* [Records for the exercise]
===============
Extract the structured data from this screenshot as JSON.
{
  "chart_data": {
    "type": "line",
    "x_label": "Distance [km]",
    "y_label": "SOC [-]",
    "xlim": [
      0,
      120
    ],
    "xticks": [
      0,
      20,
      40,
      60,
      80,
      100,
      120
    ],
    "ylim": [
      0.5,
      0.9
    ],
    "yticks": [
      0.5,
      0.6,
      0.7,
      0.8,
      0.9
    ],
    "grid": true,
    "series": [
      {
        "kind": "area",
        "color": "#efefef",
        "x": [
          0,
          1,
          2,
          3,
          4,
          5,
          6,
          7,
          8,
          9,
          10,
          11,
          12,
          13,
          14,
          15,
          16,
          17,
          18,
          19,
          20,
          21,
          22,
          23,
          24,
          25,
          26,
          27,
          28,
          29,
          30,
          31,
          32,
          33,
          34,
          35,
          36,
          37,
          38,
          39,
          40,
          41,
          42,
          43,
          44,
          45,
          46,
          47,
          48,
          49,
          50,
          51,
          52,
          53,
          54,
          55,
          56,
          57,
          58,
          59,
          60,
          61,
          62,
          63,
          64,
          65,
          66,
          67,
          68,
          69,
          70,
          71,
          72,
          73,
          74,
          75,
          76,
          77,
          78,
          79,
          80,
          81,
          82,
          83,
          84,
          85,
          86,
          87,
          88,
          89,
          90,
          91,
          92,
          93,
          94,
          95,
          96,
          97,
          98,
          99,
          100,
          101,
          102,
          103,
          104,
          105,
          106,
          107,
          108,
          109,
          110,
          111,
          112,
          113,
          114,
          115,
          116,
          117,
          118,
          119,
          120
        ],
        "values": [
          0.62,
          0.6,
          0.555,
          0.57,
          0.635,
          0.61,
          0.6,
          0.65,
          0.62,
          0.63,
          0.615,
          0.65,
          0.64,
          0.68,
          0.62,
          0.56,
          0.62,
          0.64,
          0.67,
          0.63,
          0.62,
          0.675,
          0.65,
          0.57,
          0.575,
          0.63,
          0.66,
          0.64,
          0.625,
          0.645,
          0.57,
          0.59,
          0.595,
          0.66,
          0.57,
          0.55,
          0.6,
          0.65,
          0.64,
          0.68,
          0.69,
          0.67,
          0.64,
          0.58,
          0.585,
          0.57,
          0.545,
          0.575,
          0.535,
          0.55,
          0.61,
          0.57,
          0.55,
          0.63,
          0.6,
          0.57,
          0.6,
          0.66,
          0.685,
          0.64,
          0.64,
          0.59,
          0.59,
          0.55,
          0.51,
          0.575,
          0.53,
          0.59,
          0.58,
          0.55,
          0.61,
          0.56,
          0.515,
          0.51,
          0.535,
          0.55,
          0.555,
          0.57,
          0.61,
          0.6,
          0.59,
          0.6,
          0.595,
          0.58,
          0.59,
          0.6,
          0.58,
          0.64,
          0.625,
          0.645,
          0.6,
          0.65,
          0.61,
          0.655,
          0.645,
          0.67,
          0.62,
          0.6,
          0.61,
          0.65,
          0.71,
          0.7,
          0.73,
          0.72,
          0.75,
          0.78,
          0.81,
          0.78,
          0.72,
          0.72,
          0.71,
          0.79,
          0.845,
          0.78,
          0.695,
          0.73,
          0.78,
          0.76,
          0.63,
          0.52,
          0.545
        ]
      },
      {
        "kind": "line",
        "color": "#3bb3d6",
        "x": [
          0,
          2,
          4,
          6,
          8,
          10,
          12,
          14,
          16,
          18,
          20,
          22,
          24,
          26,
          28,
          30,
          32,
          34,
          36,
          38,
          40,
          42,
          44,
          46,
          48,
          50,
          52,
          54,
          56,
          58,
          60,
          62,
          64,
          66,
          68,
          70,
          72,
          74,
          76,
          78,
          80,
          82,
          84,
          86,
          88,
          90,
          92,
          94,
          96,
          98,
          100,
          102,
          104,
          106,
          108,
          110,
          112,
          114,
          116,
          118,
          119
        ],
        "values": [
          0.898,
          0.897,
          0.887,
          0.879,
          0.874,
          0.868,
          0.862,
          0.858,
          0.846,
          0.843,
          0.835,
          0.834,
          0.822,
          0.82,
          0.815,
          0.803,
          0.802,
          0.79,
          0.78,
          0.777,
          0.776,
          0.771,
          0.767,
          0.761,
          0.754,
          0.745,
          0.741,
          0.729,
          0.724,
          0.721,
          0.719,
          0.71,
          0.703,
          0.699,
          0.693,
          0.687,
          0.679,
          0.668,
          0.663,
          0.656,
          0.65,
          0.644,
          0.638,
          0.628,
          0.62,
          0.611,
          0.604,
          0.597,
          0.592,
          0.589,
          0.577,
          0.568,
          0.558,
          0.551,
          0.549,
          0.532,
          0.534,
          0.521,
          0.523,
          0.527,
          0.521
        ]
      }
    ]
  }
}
===============
* [Objective]
Please set down each line of the records exactly as given.

* [Answer to this task]
Extract the structured data from this screenshot as JSON.
{
  "chart_data": {
    "type": "line",
    "x_label": "Distance [km]",
    "y_label": "SOC [-]",
    "xlim": [
      0,
      120
    ],
    "xticks": [
      0,
      20,
      40,
      60,
      80,
      100,
      120
    ],
    "ylim": [
      0.5,
      0.9
    ],
    "yticks": [
      0.5,
      0.6,
      0.7,
      0.8,
      0.9
    ],
    "grid": true,
    "series": [
      {
        "kind": "area",
        "color": "#efefef",
        "x": [
          0,
          1,
          2,
          3,
          4,
          5,
          6,
          7,
          8,
          9,
          10,
          11,
          12,
          13,
          14,
          15,
          16,
          17,
          18,
          19,
          20,
          21,
          22,
          23,
          24,
          25,
          26,
          27,
          28,
          29,
          30,
          31,
          32,
          33,
          34,
          35,
          36,
          37,
          38,
          39,
          40,
          41,
          42,
          43,
          44,
          45,
          46,
          47,
          48,
          49,
          50,
          51,
          52,
          53,
          54,
          55,
          56,
          57,
          58,
          59,
          60,
          61,
          62,
          63,
          64,
          65,
          66,
          67,
          68,
          69,
          70,
          71,
          72,
          73,
          74,
          75,
          76,
          77,
          78,
          79,
          80,
          81,
          82,
          83,
          84,
          85,
          86,
          87,
          88,
          89,
          90,
          91,
          92,
          93,
          94,
          95,
          96,
          97,
          98,
          99,
          100,
          101,
          102,
          103,
          104,
          105,
          106,
          107,
          108,
          109,
          110,
          111,
          112,
          113,
          114,
          115,
          116,
          117,
          118,
          119,
          120
        ],
        "values": [
          0.62,
          0.6,
          0.555,
          0.57,
          0.635,
          0.61,
          0.6,
          0.65,
          0.62,
          0.63,
          0.615,
          0.65,
          0.64,
          0.68,
          0.62,
          0.56,
          0.62,
          0.64,
          0.67,
          0.63,
          0.62,
          0.675,
          0.65,
          0.57,
          0.575,
          0.63,
          0.66,
          0.64,
          0.625,
          0.645,
          0.57,
          0.59,
          0.595,
          0.66,
          0.57,
          0.55,
          0.6,
          0.65,
          0.64,
          0.68,
          0.69,
          0.67,
          0.64,
          0.58,
          0.585,
          0.57,
          0.545,
          0.575,
          0.535,
          0.55,
          0.61,
          0.57,
          0.55,
          0.63,
          0.6,
          0.57,
          0.6,
          0.66,
          0.685,
          0.64,
          0.64,
          0.59,
          0.59,
          0.55,
          0.51,
          0.575,
          0.53,
          0.59,
          0.58,
          0.55,
          0.61,
          0.56,
          0.515,
          0.51,
          0.535,
          0.55,
          0.555,
          0.57,
          0.61,
          0.6,
          0.59,
          0.6,
          0.595,
          0.58,
          0.59,
          0.6,
          0.58,
          0.64,
          0.625,
          0.645,
          0.6,
          0.65,
          0.61,
          0.655,
          0.645,
          0.67,
          0.62,
          0.6,
          0.61,
          0.65,
          0.71,
          0.7,
          0.73,
          0.72,
          0.75,
          0.78,
          0.81,
          0.78,
          0.72,
          0.72,
          0.71,
          0.79,
          0.845,
          0.78,
          0.695,
          0.73,
          0.78,
          0.76,
          0.63,
          0.52,
          0.545
        ]
      },
      {
        "kind": "line",
        "color": "#3bb3d6",
        "x": [
          0,
          2,
          4,
          6,
          8,
          10,
          12,
          14,
          16,
          18,
          20,
          22,
          24,
          26,
          28,
          30,
          32,
          34,
          36,
          38,
          40,
          42,
          44,
          46,
          48,
          50,
          52,
          54,
          56,
          58,
          60,
          62,
          64,
          66,
          68,
          70,
          72,
          74,
          76,
          78,
          80,
          82,
          84,
          86,
          88,
          90,
          92,
          94,
          96,
          98,
          100,
          102,
          104,
          106,
          108,
          110,
          112,
          114,
          116,
          118,
          119
        ],
        "values": [
          0.898,
          0.897,
          0.887,
          0.879,
          0.874,
          0.868,
          0.862,
          0.858,
          0.846,
          0.843,
          0.835,
          0.834,
          0.822,
          0.82,
          0.815,
          0.803,
          0.802,
          0.79,
          0.78,
          0.777,
          0.776,
          0.771,
          0.767,
          0.761,
          0.754,
          0.745,
          0.741,
          0.729,
          0.724,
          0.721,
          0.719,
          0.71,
          0.703,
          0.699,
          0.693,
          0.687,
          0.679,
          0.668,
          0.663,
          0.656,
          0.65,
          0.644,
          0.638,
          0.628,
          0.62,
          0.611,
          0.604,
          0.597,
          0.592,
          0.589,
          0.577,
          0.568,
          0.558,
          0.551,
          0.549,
          0.532,
          0.534,
          0.521,
          0.523,
          0.527,
          0.521
        ]
      }
    ]
  }
}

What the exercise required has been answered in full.